+++ Source data
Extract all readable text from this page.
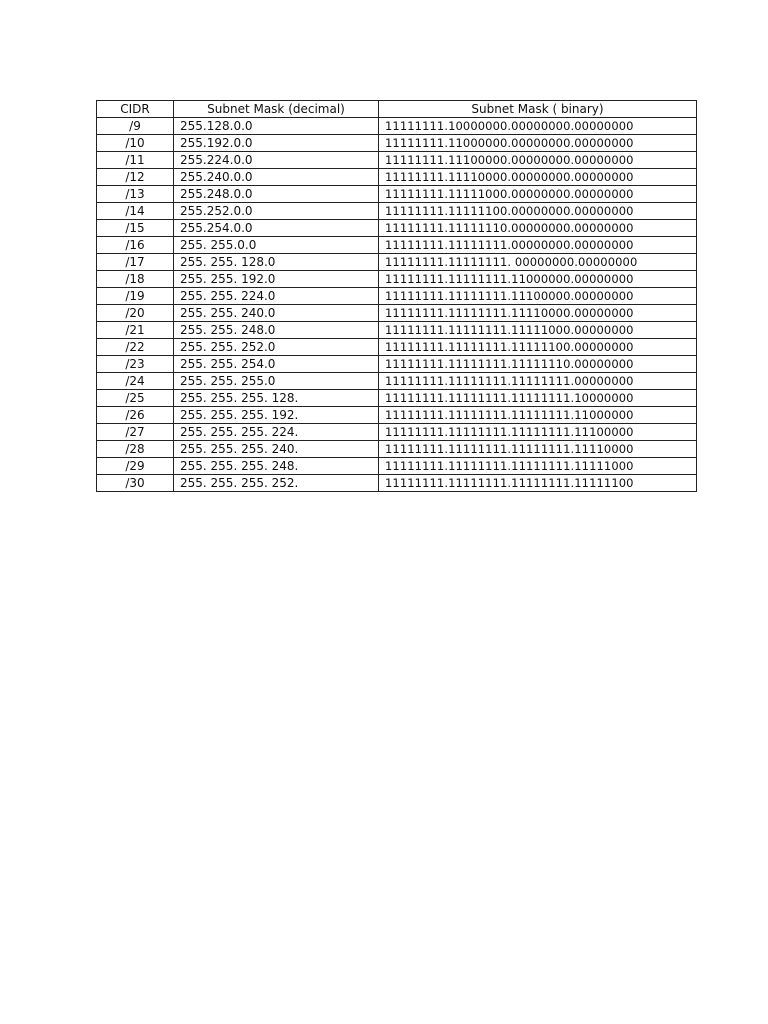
CIDR	Subnet Mask (decimal)	Subnet Mask ( binary)
/9	255.128.0.0	11111111.10000000.00000000.00000000
/10	255.192.0.0	11111111.11000000.00000000.00000000
/11	255.224.0.0	11111111.11100000.00000000.00000000
/12	255.240.0.0	11111111.11110000.00000000.00000000
/13	255.248.0.0	11111111.11111000.00000000.00000000
/14	255.252.0.0	11111111.11111100.00000000.00000000
/15	255.254.0.0	11111111.11111110.00000000.00000000
/16	255. 255.0.0	11111111.11111111.00000000.00000000
/17	255. 255. 128.0	11111111.11111111. 00000000.00000000
/18	255. 255. 192.0	11111111.11111111.11000000.00000000
/19	255. 255. 224.0	11111111.11111111.11100000.00000000
/20	255. 255. 240.0	11111111.11111111.11110000.00000000
/21	255. 255. 248.0	11111111.11111111.11111000.00000000
/22	255. 255. 252.0	11111111.11111111.11111100.00000000
/23	255. 255. 254.0	11111111.11111111.11111110.00000000
/24	255. 255. 255.0	11111111.11111111.11111111.00000000
/25	255. 255. 255. 128.	11111111.11111111.11111111.10000000
/26	255. 255. 255. 192.	11111111.11111111.11111111.11000000
/27	255. 255. 255. 224.	11111111.11111111.11111111.11100000
/28	255. 255. 255. 240.	11111111.11111111.11111111.11110000
/29	255. 255. 255. 248.	11111111.11111111.11111111.11111000
/30	255. 255. 255. 252.	11111111.11111111.11111111.11111100
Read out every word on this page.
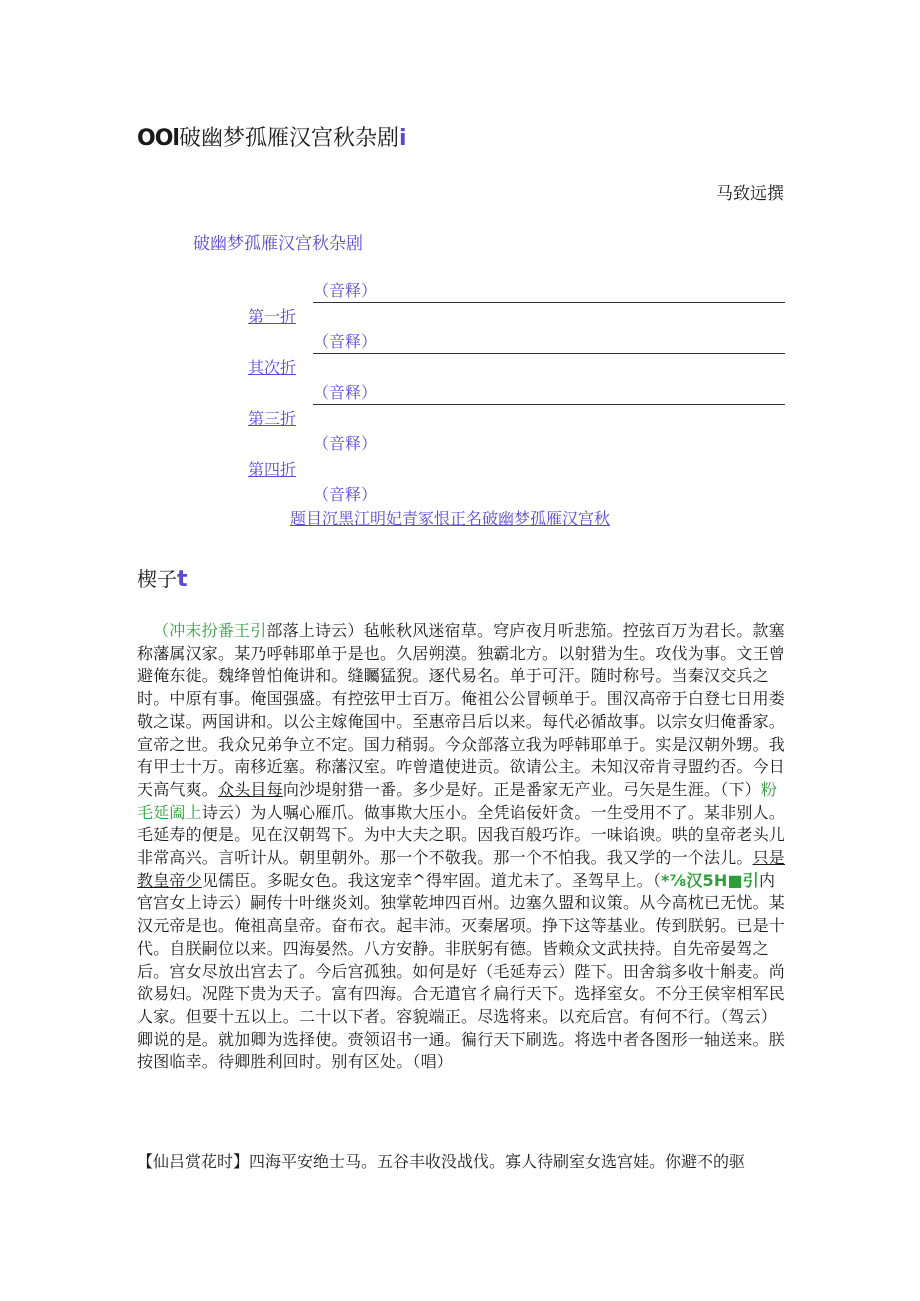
OOl破幽梦孤雁汉宫秋杂剧i
马致远撰
破幽梦孤雁汉宫秋杂剧
（音释）
第一折
（音释）
其次折
（音释）
第三折
（音释）
第四折
（音释）
题目沉黑江明妃青冢恨正名破幽梦孤雁汉宫秋
楔子t

（冲末扮番王引部落上诗云）毡帐秋风迷宿草。穹庐夜月听悲笳。控弦百万为君长。款塞称藩属汉家。某乃呼韩耶单于是也。久居朔漠。独霸北方。以射猎为生。攻伐为事。文王曾避俺东徙。魏绛曾怕俺讲和。缝矚猛猊。逐代易名。单于可汗。随时称号。当秦汉交兵之时。中原有事。俺国强盛。有控弦甲士百万。俺祖公公冒顿单于。围汉高帝于白登七日用娄敬之谋。两国讲和。以公主嫁俺国中。至惠帝吕后以来。每代必循故事。以宗女归俺番家。宣帝之世。我众兄弟争立不定。国力稍弱。今众部落立我为呼韩耶单于。实是汉朝外甥。我有甲士十万。南移近塞。称藩汉室。咋曾遣使进贡。欲请公主。未知汉帝肯寻盟约否。今日天高气爽。众头目每向沙堤射猎一番。多少是好。正是番家无产业。弓矢是生涯。（下）粉毛延阖上诗云）为人嘱心雁爪。做事欺大压小。全凭谄佞奸贪。一生受用不了。某非别人。毛延寿的便是。见在汉朝驾下。为中大夫之职。因我百般巧诈。一味谄谀。哄的皇帝老头儿非常高兴。言听计从。朝里朝外。那一个不敬我。那一个不怕我。我又学的一个法儿。只是教皇帝少见儒臣。多昵女色。我这宠幸^得牢固。道尤未了。圣驾早上。（*⅞汉5H■引内官宫女上诗云）嗣传十叶继炎刘。独掌乾坤四百州。边塞久盟和议策。从今高枕已无忧。某汉元帝是也。俺祖高皇帝。奋布衣。起丰沛。灭秦屠项。挣下这等基业。传到朕躬。已是十代。自朕嗣位以来。四海晏然。八方安静。非朕躬有德。皆赖众文武扶持。自先帝晏驾之后。宫女尽放出宫去了。今后宫孤独。如何是好（毛延寿云）陛下。田舍翁多收十斛麦。尚欲易妇。况陛下贵为天子。富有四海。合无遣官彳扁行天下。选择室女。不分王侯宰相军民人家。但要十五以上。二十以下者。容貌端正。尽选将来。以充后宫。有何不行。（驾云）卿说的是。就加卿为选择使。赍领诏书一通。徧行天下刷选。将选中者各图形一轴送来。朕按图临幸。待卿胜利回时。别有区处。（唱）

【仙吕赏花时】四海平安绝士马。五谷丰收没战伐。寡人待刷室女选宫娃。你避不的驱
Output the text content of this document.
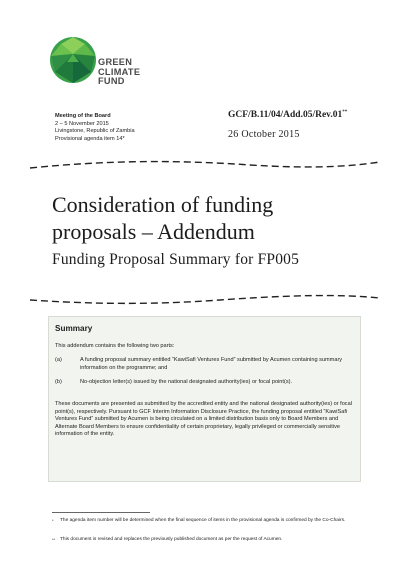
GREEN
CLIMATE
FUND
Meeting of the Board
2 – 5 November 2015
Livingstone, Republic of Zambia
Provisional agenda item 14*
GCF/B.11/04/Add.05/Rev.01**
26 October 2015
Consideration of funding proposals – Addendum
Funding Proposal Summary for FP005
Summary
This addendum contains the following two parts:
(a)	A funding proposal summary entitled “KawiSafi Ventures Fund” submitted by Acumen containing summary information on the programme; and
(b)	No-objection letter(s) issued by the national designated authority(ies) or focal point(s).
These documents are presented as submitted by the accredited entity and the national designated authority(ies) or focal point(s), respectively. Pursuant to GCF Interim Information Disclosure Practice, the funding proposal entitled “KawiSafi Ventures Fund” submitted by Acumen is being circulated on a limited distribution basis only to Board Members and Alternate Board Members to ensure confidentiality of certain proprietary, legally privileged or commercially sensitive information of the entity.
* The agenda item number will be determined when the final sequence of items in the provisional agenda is confirmed by the Co-Chairs.
** This document is revised and replaces the previously published document as per the request of Acumen.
++++++
What the exercise asks »
Restate each line of the records exactly; pictures do not belong in the copy.

Response to this task »
Extract all readable text from this page.
CIDR	Subnet Mask (decimal)	Subnet Mask ( binary)
/9	255.128.0.0	11111111.10000000.00000000.00000000
/10	255.192.0.0	11111111.11000000.00000000.00000000
/11	255.224.0.0	11111111.11100000.00000000.00000000
/12	255.240.0.0	11111111.11110000.00000000.00000000
/13	255.248.0.0	11111111.11111000.00000000.00000000
/14	255.252.0.0	11111111.11111100.00000000.00000000
/15	255.254.0.0	11111111.11111110.00000000.00000000
/16	255. 255.0.0	11111111.11111111.00000000.00000000
/17	255. 255. 128.0	11111111.11111111. 00000000.00000000
/18	255. 255. 192.0	11111111.11111111.11000000.00000000
/19	255. 255. 224.0	11111111.11111111.11100000.00000000
/20	255. 255. 240.0	11111111.11111111.11110000.00000000
/21	255. 255. 248.0	11111111.11111111.11111000.00000000
/22	255. 255. 252.0	11111111.11111111.11111100.00000000
/23	255. 255. 254.0	11111111.11111111.11111110.00000000
/24	255. 255. 255.0	11111111.11111111.11111111.00000000
/25	255. 255. 255. 128.	11111111.11111111.11111111.10000000
/26	255. 255. 255. 192.	11111111.11111111.11111111.11000000
/27	255. 255. 255. 224.	11111111.11111111.11111111.11100000
/28	255. 255. 255. 240.	11111111.11111111.11111111.11110000
/29	255. 255. 255. 248.	11111111.11111111.11111111.11111000
/30	255. 255. 255. 252.	11111111.11111111.11111111.11111100
Read out every word on this page.
OOl破幽梦孤雁汉宫秋杂剧i
马致远撰
破幽梦孤雁汉宫秋杂剧
（音释）
第一折
（音释）
其次折
（音释）
第三折
（音释）
第四折
（音释）
题目沉黑江明妃青冢恨正名破幽梦孤雁汉宫秋
楔子t

（冲末扮番王引部落上诗云）毡帐秋风迷宿草。穹庐夜月听悲笳。控弦百万为君长。款塞称藩属汉家。某乃呼韩耶单于是也。久居朔漠。独霸北方。以射猎为生。攻伐为事。文王曾避俺东徙。魏绛曾怕俺讲和。缝矚猛猊。逐代易名。单于可汗。随时称号。当秦汉交兵之时。中原有事。俺国强盛。有控弦甲士百万。俺祖公公冒顿单于。围汉高帝于白登七日用娄敬之谋。两国讲和。以公主嫁俺国中。至惠帝吕后以来。每代必循故事。以宗女归俺番家。宣帝之世。我众兄弟争立不定。国力稍弱。今众部落立我为呼韩耶单于。实是汉朝外甥。我有甲士十万。南移近塞。称藩汉室。咋曾遣使进贡。欲请公主。未知汉帝肯寻盟约否。今日天高气爽。众头目每向沙堤射猎一番。多少是好。正是番家无产业。弓矢是生涯。（下）粉毛延阖上诗云）为人嘱心雁爪。做事欺大压小。全凭谄佞奸贪。一生受用不了。某非别人。毛延寿的便是。见在汉朝驾下。为中大夫之职。因我百般巧诈。一味谄谀。哄的皇帝老头儿非常高兴。言听计从。朝里朝外。那一个不敬我。那一个不怕我。我又学的一个法儿。只是教皇帝少见儒臣。多昵女色。我这宠幸^得牢固。道尤未了。圣驾早上。（*⅞汉5H■引内官宫女上诗云）嗣传十叶继炎刘。独掌乾坤四百州。边塞久盟和议策。从今高枕已无忧。某汉元帝是也。俺祖高皇帝。奋布衣。起丰沛。灭秦屠项。挣下这等基业。传到朕躬。已是十代。自朕嗣位以来。四海晏然。八方安静。非朕躬有德。皆赖众文武扶持。自先帝晏驾之后。宫女尽放出宫去了。今后宫孤独。如何是好（毛延寿云）陛下。田舍翁多收十斛麦。尚欲易妇。况陛下贵为天子。富有四海。合无遣官彳扁行天下。选择室女。不分王侯宰相军民人家。但要十五以上。二十以下者。容貌端正。尽选将来。以充后宫。有何不行。（驾云）卿说的是。就加卿为选择使。赍领诏书一通。徧行天下刷选。将选中者各图形一轴送来。朕按图临幸。待卿胜利回时。别有区处。（唱）

【仙吕赏花时】四海平安绝士马。五谷丰收没战伐。寡人待刷室女选宫娃。你避不的驱
Output the text content of this document.
GREEN
CLIMATE
FUND
Meeting of the Board
2 – 5 November 2015
Livingstone, Republic of Zambia
Provisional agenda item 14*
GCF/B.11/04/Add.05/Rev.01**
26 October 2015
Consideration of funding proposals – Addendum
Funding Proposal Summary for FP005
Summary
This addendum contains the following two parts:
(a)	A funding proposal summary entitled “KawiSafi Ventures Fund” submitted by Acumen containing summary information on the programme; and
(b)	No-objection letter(s) issued by the national designated authority(ies) or focal point(s).
These documents are presented as submitted by the accredited entity and the national designated authority(ies) or focal point(s), respectively. Pursuant to GCF Interim Information Disclosure Practice, the funding proposal entitled “KawiSafi Ventures Fund” submitted by Acumen is being circulated on a limited distribution basis only to Board Members and Alternate Board Members to ensure confidentiality of certain proprietary, legally privileged or commercially sensitive information of the entity.
* The agenda item number will be determined when the final sequence of items in the provisional agenda is confirmed by the Co-Chairs.
** This document is revised and replaces the previously published document as per the request of Acumen.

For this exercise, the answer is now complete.